* _What you need to do_
Only the number is wanted: count the lines that contain "label".

(Extracted records)
+-------+
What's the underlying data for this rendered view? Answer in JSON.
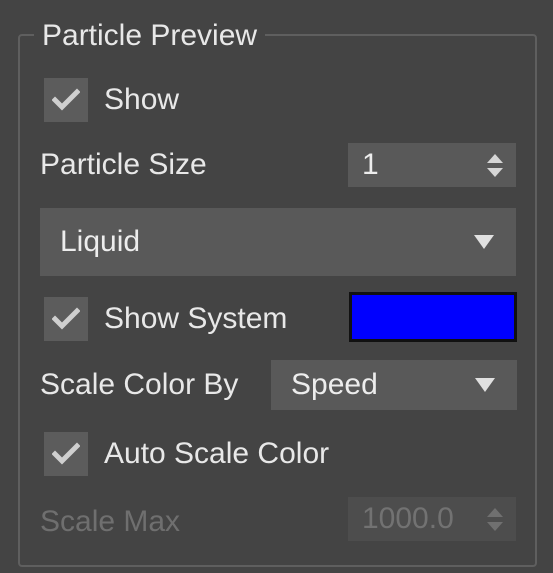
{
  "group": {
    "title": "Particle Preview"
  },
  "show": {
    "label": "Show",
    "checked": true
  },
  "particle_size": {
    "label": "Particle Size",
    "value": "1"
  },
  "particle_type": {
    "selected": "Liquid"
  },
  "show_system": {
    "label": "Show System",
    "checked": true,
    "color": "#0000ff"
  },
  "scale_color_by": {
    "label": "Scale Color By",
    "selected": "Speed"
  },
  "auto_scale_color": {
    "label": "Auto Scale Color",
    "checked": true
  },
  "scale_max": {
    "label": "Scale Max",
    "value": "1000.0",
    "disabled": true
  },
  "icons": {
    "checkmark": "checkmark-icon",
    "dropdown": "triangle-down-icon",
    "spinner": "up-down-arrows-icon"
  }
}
+-------+
* _Final answer_
6